[Recorded data]
___

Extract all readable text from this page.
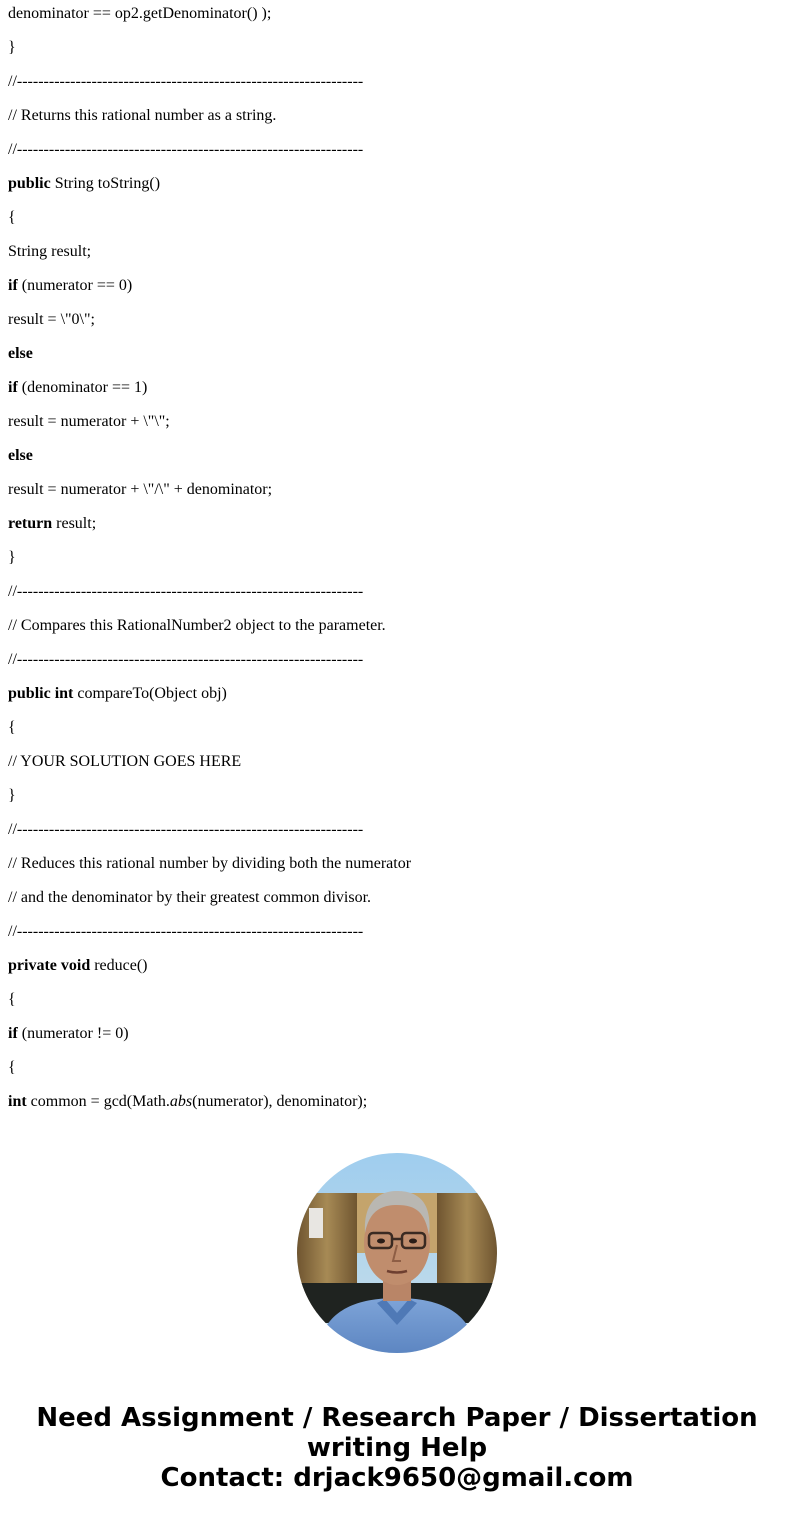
denominator == op2.getDenominator() );
}
//-----------------------------------------------------------------
// Returns this rational number as a string.
//-----------------------------------------------------------------
public String toString()
{
String result;
if (numerator == 0)
result = \"0\";
else
if (denominator == 1)
result = numerator + \"\";
else
result = numerator + \"/\" + denominator;
return result;
}
//-----------------------------------------------------------------
// Compares this RationalNumber2 object to the parameter.
//-----------------------------------------------------------------
public int compareTo(Object obj)
{
// YOUR SOLUTION GOES HERE
}
//-----------------------------------------------------------------
// Reduces this rational number by dividing both the numerator
// and the denominator by their greatest common divisor.
//-----------------------------------------------------------------
private void reduce()
{
if (numerator != 0)
{
int common = gcd(Math.abs(numerator), denominator);
Need Assignment / Research Paper / Dissertation
writing Help
Contact: drjack9650@gmail.com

___

→ **Task directions**:
Extract lines where the string "public" occurs.

→ **Solution to the exercise**:
public String toString()
public int compareTo(Object obj)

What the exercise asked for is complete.